→ **Task requirements**
Find the word "cleanautocompletecache" in the records below. List each line containing it.

— start Dataset records —

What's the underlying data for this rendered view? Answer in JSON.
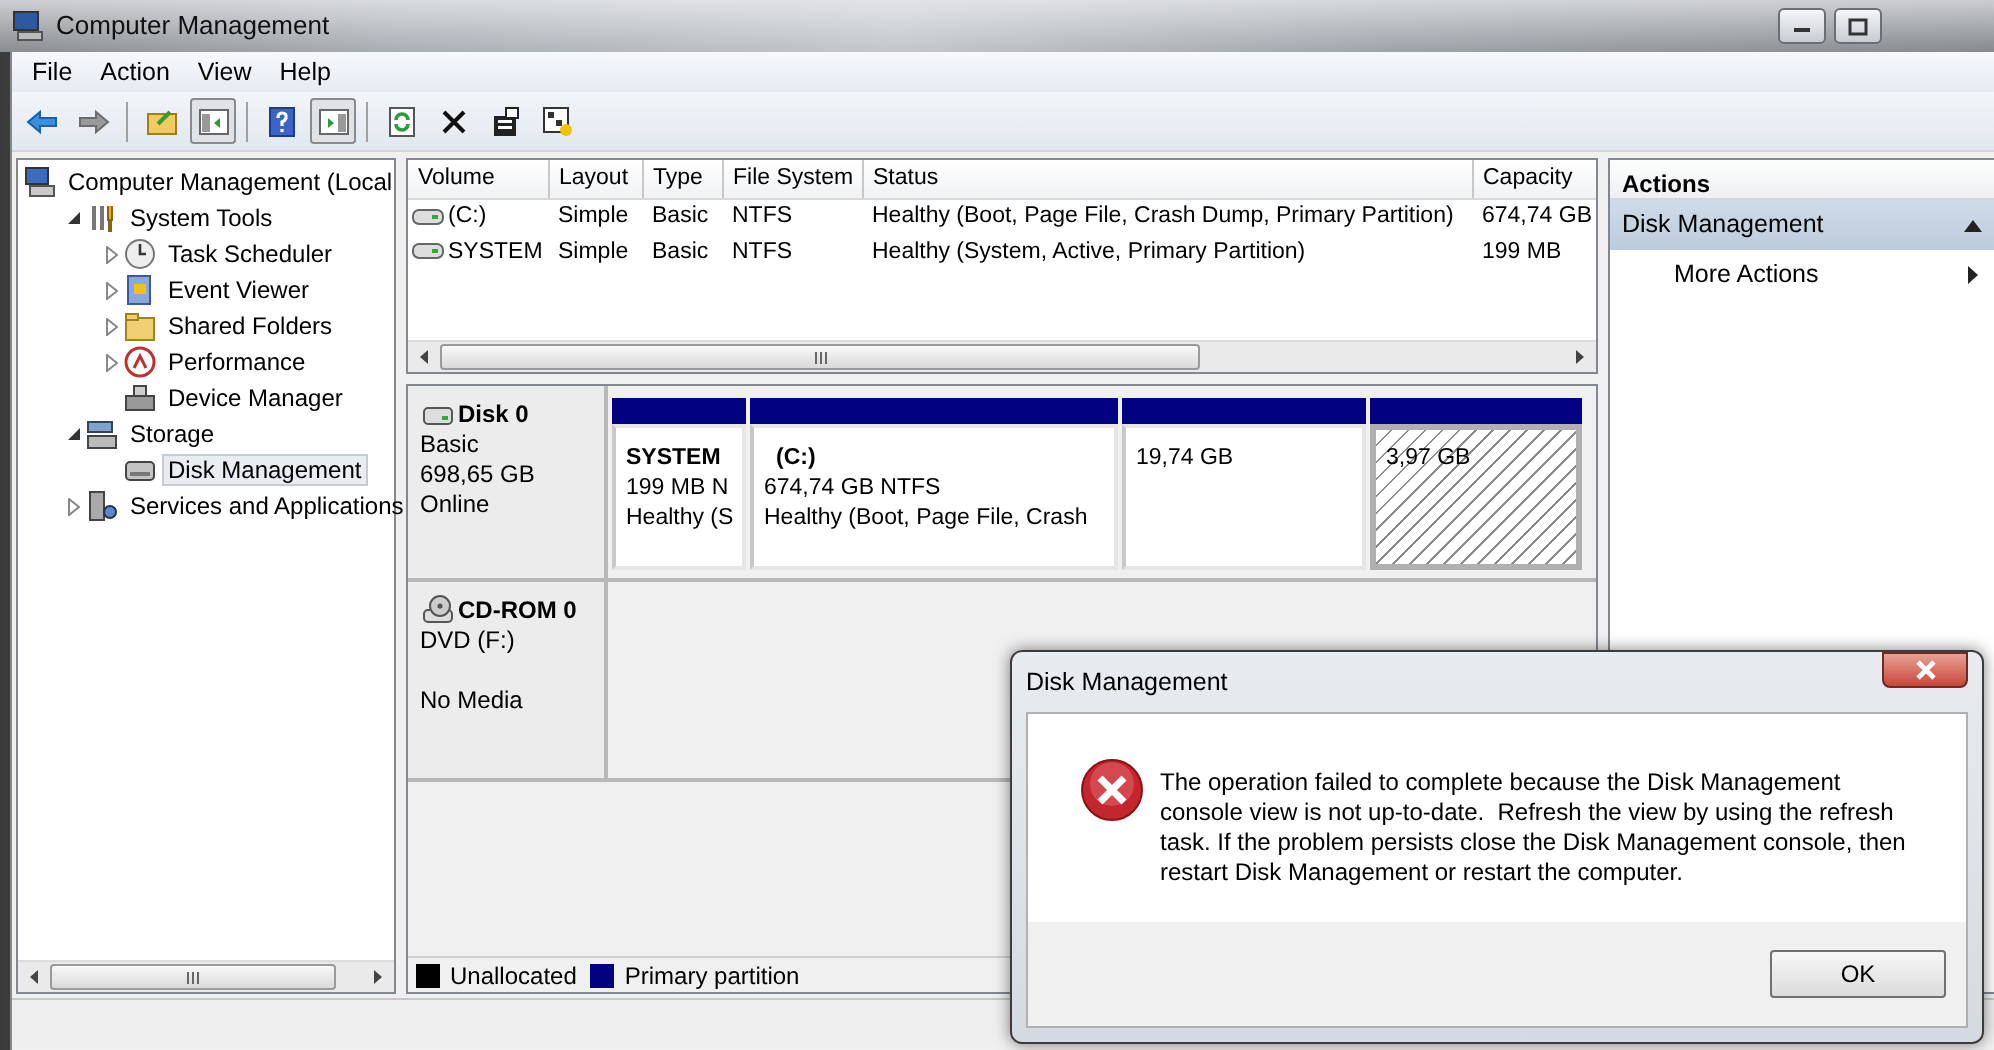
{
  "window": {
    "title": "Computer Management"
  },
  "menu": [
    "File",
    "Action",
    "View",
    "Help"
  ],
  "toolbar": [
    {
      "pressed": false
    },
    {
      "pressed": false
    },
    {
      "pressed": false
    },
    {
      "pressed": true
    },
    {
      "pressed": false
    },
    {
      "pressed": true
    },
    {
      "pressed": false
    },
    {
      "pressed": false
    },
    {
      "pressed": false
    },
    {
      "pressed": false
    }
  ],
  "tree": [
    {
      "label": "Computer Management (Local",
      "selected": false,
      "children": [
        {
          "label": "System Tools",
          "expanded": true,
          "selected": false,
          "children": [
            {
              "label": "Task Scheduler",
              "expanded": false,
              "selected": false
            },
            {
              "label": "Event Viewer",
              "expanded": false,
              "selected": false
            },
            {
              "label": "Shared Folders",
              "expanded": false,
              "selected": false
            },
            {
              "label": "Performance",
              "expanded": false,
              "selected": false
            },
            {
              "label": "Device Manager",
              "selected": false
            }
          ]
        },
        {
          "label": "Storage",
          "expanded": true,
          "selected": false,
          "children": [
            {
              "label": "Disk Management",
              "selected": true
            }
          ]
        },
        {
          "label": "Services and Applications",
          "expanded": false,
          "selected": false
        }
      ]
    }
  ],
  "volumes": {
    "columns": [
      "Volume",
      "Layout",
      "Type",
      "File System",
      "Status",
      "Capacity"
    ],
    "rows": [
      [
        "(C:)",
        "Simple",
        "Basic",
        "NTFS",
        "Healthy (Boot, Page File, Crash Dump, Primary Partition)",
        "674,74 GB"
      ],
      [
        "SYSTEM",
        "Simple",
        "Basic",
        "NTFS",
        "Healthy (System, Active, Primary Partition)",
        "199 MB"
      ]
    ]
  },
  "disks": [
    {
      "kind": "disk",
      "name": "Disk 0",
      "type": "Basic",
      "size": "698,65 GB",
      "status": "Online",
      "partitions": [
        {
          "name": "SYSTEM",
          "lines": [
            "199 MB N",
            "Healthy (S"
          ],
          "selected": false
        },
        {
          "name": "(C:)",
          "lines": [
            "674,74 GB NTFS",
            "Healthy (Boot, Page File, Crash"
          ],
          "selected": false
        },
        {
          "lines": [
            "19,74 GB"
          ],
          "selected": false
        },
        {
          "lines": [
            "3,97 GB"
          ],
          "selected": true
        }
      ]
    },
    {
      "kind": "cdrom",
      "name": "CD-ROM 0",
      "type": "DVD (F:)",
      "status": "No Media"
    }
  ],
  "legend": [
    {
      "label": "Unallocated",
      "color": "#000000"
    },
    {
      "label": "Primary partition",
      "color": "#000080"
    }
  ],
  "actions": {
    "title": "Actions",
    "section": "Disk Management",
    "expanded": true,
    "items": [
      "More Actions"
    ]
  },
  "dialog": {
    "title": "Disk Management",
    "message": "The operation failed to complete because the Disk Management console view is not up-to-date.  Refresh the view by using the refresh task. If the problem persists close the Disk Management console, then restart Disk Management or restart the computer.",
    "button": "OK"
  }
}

— end Dataset records —
— start Dataset records —

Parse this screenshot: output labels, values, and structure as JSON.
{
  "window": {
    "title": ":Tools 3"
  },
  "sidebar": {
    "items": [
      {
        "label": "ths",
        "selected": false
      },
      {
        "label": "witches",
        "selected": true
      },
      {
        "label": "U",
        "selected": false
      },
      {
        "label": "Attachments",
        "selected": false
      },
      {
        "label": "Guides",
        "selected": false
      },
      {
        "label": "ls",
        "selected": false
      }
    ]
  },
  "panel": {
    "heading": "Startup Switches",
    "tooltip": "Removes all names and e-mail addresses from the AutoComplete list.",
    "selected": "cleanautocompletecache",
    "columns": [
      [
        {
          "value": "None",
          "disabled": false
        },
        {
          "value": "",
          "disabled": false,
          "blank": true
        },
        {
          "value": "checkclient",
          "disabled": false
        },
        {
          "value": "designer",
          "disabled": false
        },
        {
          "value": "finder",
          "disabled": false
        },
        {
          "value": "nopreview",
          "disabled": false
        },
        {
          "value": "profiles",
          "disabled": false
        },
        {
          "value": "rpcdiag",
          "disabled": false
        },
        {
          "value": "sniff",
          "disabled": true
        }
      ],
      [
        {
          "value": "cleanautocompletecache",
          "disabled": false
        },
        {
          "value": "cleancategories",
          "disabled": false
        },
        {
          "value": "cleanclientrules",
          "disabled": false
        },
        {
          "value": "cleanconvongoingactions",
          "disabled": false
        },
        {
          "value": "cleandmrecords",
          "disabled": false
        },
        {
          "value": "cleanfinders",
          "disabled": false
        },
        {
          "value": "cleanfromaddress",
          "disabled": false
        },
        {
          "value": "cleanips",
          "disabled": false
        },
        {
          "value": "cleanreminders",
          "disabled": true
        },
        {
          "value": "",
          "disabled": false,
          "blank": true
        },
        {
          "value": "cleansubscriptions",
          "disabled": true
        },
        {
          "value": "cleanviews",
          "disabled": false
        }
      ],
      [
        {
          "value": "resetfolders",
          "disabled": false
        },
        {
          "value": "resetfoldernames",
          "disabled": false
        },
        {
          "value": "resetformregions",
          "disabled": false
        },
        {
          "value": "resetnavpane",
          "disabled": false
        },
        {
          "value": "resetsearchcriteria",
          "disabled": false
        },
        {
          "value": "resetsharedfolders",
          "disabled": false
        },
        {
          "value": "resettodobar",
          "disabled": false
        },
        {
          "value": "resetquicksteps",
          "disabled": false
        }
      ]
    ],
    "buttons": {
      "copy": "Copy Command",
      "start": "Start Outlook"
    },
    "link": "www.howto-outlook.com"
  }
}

— end Dataset records —

→ **Exercise answer**
    "selected": "cleanautocompletecache",
          "value": "cleanautocompletecache",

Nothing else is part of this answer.